▶ **Written task**: Repeat the listing in full, preserving every character.

^^^^^^^^

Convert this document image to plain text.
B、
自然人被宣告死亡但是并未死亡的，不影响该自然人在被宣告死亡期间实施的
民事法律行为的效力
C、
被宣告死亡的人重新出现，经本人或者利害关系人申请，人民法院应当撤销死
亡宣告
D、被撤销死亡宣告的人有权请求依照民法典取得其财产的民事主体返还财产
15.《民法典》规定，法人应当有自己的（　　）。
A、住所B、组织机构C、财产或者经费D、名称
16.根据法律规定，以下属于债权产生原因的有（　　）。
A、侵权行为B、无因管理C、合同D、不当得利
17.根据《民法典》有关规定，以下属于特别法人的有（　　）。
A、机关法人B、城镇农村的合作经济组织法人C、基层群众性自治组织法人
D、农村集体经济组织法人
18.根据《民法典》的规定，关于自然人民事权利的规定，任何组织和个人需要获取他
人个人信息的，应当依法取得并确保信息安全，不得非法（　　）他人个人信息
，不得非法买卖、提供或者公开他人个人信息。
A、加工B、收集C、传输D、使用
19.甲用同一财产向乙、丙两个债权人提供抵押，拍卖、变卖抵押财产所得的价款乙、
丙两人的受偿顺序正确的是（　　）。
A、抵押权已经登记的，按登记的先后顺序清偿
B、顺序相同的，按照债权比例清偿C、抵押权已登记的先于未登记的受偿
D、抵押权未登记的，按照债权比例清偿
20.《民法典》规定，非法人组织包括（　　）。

^^^^^^^^

▶ **The solution**:
Convert this document image to plain text.
B、
自然人被宣告死亡但是并未死亡的，不影响该自然人在被宣告死亡期间实施的
民事法律行为的效力
C、
被宣告死亡的人重新出现，经本人或者利害关系人申请，人民法院应当撤销死
亡宣告
D、被撤销死亡宣告的人有权请求依照民法典取得其财产的民事主体返还财产
15.《民法典》规定，法人应当有自己的（　　）。
A、住所B、组织机构C、财产或者经费D、名称
16.根据法律规定，以下属于债权产生原因的有（　　）。
A、侵权行为B、无因管理C、合同D、不当得利
17.根据《民法典》有关规定，以下属于特别法人的有（　　）。
A、机关法人B、城镇农村的合作经济组织法人C、基层群众性自治组织法人
D、农村集体经济组织法人
18.根据《民法典》的规定，关于自然人民事权利的规定，任何组织和个人需要获取他
人个人信息的，应当依法取得并确保信息安全，不得非法（　　）他人个人信息
，不得非法买卖、提供或者公开他人个人信息。
A、加工B、收集C、传输D、使用
19.甲用同一财产向乙、丙两个债权人提供抵押，拍卖、变卖抵押财产所得的价款乙、
丙两人的受偿顺序正确的是（　　）。
A、抵押权已经登记的，按登记的先后顺序清偿
B、顺序相同的，按照债权比例清偿C、抵押权已登记的先于未登记的受偿
D、抵押权未登记的，按照债权比例清偿
20.《民法典》规定，非法人组织包括（　　）。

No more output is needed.